▸ **What is asked**
Would you pull out every line of the material that contains the string "Gemischtwarenhdl"?

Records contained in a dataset
======
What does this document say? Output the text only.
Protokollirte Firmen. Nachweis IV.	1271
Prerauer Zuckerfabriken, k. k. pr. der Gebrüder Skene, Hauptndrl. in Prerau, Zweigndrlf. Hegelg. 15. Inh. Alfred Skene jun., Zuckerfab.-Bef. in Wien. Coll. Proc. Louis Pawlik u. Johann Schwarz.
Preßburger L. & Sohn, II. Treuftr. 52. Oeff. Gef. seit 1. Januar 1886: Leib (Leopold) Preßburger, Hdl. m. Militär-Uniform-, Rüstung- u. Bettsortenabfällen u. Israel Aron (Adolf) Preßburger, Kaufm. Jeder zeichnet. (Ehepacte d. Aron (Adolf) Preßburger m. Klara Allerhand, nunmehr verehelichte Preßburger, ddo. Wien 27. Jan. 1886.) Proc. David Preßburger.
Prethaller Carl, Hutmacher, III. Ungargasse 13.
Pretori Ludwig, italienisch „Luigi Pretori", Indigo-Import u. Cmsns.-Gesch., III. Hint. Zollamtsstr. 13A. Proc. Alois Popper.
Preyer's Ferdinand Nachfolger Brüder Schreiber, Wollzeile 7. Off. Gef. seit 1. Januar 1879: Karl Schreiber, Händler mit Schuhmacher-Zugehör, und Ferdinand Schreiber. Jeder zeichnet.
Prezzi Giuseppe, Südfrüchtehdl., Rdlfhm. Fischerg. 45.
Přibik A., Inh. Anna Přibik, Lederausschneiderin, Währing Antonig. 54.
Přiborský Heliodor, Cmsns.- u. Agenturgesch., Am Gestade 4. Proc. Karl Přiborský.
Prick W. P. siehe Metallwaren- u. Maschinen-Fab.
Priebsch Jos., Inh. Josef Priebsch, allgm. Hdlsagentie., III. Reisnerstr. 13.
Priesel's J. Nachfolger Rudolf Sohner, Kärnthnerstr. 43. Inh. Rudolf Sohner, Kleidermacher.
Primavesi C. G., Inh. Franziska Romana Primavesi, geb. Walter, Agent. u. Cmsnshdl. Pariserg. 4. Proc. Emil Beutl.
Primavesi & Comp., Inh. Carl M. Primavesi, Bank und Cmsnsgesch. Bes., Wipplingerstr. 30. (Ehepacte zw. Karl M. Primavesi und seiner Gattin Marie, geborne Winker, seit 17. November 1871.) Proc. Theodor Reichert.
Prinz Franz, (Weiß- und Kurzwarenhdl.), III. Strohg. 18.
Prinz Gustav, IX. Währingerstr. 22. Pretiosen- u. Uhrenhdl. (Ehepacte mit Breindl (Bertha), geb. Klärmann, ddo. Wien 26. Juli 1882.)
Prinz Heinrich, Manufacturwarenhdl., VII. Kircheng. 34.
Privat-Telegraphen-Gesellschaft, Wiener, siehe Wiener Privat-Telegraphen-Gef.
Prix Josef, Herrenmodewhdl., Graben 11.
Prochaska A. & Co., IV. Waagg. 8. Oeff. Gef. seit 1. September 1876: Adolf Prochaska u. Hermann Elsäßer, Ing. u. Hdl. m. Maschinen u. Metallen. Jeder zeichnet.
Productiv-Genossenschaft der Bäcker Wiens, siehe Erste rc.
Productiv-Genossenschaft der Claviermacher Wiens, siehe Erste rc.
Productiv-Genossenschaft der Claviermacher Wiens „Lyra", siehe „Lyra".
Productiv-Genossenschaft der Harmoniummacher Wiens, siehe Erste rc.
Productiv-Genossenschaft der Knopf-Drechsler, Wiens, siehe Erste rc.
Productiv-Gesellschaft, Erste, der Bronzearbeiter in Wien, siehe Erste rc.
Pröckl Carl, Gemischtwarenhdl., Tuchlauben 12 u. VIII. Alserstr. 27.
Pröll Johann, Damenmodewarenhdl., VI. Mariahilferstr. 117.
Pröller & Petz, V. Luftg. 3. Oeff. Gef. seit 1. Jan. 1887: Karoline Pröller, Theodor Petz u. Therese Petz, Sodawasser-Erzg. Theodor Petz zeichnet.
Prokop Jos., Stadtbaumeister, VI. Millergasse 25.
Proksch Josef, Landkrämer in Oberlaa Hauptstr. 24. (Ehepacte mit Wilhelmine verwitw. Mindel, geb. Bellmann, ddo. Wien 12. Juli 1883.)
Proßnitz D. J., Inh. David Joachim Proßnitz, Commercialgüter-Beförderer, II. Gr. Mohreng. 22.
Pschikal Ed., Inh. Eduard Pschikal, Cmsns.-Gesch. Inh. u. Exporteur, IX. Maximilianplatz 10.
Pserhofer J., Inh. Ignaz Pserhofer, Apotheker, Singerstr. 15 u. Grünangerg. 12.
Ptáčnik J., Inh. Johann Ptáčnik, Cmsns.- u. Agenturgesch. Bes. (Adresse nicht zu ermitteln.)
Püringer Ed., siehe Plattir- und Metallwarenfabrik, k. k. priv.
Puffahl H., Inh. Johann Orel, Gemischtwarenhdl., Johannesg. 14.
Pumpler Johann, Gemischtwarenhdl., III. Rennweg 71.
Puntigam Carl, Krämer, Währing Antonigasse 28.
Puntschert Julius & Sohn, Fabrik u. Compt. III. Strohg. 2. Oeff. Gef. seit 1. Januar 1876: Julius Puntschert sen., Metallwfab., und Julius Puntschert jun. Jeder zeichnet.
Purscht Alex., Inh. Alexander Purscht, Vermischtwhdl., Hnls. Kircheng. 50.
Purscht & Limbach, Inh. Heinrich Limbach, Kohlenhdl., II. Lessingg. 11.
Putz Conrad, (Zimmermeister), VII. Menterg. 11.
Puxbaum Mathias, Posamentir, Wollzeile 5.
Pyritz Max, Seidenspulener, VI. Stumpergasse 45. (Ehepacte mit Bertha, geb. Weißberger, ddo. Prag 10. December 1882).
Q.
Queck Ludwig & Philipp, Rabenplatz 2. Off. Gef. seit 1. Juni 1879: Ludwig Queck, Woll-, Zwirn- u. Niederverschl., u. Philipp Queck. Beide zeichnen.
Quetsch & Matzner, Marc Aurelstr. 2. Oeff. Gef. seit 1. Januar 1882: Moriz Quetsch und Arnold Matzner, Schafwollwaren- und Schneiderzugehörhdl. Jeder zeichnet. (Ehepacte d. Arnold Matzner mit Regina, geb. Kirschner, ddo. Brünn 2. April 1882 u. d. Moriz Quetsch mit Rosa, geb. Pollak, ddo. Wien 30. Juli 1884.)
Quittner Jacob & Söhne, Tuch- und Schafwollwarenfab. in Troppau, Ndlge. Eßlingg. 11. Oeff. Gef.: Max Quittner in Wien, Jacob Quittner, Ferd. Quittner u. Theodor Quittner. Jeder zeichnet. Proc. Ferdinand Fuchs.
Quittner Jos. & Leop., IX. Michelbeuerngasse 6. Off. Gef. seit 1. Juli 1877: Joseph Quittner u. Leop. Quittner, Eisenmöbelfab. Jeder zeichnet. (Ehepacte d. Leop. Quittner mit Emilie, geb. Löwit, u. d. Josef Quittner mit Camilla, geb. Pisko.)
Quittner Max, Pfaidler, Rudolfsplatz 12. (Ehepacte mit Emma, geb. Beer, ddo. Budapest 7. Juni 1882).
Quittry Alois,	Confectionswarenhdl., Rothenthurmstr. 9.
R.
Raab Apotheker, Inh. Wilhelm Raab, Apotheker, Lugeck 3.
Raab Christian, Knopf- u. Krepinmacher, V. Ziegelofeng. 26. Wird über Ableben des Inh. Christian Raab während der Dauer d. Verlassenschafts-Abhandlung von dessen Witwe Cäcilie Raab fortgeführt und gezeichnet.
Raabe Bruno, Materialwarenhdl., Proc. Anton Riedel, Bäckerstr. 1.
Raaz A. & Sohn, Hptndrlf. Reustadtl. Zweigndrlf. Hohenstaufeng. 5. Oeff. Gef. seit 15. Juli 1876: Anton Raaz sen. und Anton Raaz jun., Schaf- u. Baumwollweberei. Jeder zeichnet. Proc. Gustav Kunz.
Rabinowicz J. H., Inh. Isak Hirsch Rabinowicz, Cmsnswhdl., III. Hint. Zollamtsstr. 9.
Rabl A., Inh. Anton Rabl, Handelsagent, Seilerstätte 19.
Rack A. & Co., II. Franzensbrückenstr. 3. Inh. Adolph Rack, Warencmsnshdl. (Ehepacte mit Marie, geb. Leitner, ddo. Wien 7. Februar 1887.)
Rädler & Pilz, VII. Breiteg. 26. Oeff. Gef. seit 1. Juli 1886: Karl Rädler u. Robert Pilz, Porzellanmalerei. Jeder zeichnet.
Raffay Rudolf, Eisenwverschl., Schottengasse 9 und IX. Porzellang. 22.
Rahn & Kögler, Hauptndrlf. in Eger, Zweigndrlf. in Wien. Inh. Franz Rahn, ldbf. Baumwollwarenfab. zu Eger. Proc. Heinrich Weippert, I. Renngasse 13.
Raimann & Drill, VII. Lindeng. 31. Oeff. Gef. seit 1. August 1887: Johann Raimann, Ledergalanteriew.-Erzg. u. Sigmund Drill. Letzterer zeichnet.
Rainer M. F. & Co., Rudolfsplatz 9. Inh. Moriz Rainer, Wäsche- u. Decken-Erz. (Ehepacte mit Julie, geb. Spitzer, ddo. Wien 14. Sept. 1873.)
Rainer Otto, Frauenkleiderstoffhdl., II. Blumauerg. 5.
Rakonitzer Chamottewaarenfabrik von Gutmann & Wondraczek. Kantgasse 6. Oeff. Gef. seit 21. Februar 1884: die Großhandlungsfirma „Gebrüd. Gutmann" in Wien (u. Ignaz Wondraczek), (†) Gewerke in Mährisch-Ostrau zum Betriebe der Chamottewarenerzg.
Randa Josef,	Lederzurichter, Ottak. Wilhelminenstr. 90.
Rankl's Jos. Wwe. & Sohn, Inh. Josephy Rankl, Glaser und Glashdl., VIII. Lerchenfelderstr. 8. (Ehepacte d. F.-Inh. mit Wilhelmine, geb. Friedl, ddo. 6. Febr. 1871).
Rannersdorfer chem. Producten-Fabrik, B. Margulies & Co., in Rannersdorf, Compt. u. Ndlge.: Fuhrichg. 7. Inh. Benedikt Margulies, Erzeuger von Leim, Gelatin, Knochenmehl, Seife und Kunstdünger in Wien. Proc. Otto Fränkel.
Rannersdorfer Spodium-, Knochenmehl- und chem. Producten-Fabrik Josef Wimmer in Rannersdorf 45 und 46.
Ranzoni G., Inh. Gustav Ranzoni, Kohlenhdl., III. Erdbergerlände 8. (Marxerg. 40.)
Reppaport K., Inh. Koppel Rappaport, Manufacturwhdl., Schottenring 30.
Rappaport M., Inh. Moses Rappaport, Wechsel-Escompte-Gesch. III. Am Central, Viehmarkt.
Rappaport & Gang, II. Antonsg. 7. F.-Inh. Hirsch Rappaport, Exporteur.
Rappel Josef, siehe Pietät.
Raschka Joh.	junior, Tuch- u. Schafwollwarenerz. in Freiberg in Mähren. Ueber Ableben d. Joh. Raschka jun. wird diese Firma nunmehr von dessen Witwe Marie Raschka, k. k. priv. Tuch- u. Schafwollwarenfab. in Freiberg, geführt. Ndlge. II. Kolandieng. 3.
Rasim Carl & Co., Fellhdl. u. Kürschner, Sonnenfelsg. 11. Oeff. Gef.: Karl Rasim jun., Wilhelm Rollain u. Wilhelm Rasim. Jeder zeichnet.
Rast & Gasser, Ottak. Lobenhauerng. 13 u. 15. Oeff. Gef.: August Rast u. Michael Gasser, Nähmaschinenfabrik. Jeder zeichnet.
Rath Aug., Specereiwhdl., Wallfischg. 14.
======
▸ **Solution to the exercise**
Pröckl Carl, Gemischtwarenhdl., Tuchlauben 12 u. VIII. Alserstr. 27.
Puffahl H., Inh. Johann Orel, Gemischtwarenhdl., Johannesg. 14.
Pumpler Johann, Gemischtwarenhdl., III. Rennweg 71.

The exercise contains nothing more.